[start]
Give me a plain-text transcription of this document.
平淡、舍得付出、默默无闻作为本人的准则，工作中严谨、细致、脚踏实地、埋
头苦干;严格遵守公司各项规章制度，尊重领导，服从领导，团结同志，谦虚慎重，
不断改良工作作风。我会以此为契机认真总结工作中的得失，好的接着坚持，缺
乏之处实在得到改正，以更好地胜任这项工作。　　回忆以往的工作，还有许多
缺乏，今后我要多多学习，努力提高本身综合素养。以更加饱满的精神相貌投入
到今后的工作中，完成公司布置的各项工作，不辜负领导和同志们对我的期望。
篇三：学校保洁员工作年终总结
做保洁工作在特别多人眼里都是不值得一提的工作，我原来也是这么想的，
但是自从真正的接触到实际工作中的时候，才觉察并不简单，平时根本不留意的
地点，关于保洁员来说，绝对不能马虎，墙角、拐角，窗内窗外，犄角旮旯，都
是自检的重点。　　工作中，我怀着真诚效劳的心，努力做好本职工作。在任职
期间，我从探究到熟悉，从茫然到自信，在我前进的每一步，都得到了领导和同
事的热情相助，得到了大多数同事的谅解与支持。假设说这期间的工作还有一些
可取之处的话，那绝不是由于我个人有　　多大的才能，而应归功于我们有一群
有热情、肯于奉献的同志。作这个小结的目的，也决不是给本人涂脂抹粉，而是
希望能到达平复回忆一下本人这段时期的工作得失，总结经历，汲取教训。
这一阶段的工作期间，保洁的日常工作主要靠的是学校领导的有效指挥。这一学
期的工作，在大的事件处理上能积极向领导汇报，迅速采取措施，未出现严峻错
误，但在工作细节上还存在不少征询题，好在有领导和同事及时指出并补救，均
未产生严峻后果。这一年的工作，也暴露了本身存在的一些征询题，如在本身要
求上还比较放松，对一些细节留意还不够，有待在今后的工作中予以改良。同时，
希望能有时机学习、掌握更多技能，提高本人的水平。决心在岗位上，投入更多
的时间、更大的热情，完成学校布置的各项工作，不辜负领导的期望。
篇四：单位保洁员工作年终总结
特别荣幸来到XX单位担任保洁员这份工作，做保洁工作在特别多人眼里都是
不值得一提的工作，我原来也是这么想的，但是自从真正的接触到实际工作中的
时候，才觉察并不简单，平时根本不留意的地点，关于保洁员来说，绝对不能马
[end]
_Given request:_
Return each entry from above without altering a single character.

_Complete output:_
Give me a plain-text transcription of this document.
平淡、舍得付出、默默无闻作为本人的准则，工作中严谨、细致、脚踏实地、埋
头苦干;严格遵守公司各项规章制度，尊重领导，服从领导，团结同志，谦虚慎重，
不断改良工作作风。我会以此为契机认真总结工作中的得失，好的接着坚持，缺
乏之处实在得到改正，以更好地胜任这项工作。　　回忆以往的工作，还有许多
缺乏，今后我要多多学习，努力提高本身综合素养。以更加饱满的精神相貌投入
到今后的工作中，完成公司布置的各项工作，不辜负领导和同志们对我的期望。
篇三：学校保洁员工作年终总结
做保洁工作在特别多人眼里都是不值得一提的工作，我原来也是这么想的，
但是自从真正的接触到实际工作中的时候，才觉察并不简单，平时根本不留意的
地点，关于保洁员来说，绝对不能马虎，墙角、拐角，窗内窗外，犄角旮旯，都
是自检的重点。　　工作中，我怀着真诚效劳的心，努力做好本职工作。在任职
期间，我从探究到熟悉，从茫然到自信，在我前进的每一步，都得到了领导和同
事的热情相助，得到了大多数同事的谅解与支持。假设说这期间的工作还有一些
可取之处的话，那绝不是由于我个人有　　多大的才能，而应归功于我们有一群
有热情、肯于奉献的同志。作这个小结的目的，也决不是给本人涂脂抹粉，而是
希望能到达平复回忆一下本人这段时期的工作得失，总结经历，汲取教训。
这一阶段的工作期间，保洁的日常工作主要靠的是学校领导的有效指挥。这一学
期的工作，在大的事件处理上能积极向领导汇报，迅速采取措施，未出现严峻错
误，但在工作细节上还存在不少征询题，好在有领导和同事及时指出并补救，均
未产生严峻后果。这一年的工作，也暴露了本身存在的一些征询题，如在本身要
求上还比较放松，对一些细节留意还不够，有待在今后的工作中予以改良。同时，
希望能有时机学习、掌握更多技能，提高本人的水平。决心在岗位上，投入更多
的时间、更大的热情，完成学校布置的各项工作，不辜负领导的期望。
篇四：单位保洁员工作年终总结
特别荣幸来到XX单位担任保洁员这份工作，做保洁工作在特别多人眼里都是
不值得一提的工作，我原来也是这么想的，但是自从真正的接触到实际工作中的
时候，才觉察并不简单，平时根本不留意的地点，关于保洁员来说，绝对不能马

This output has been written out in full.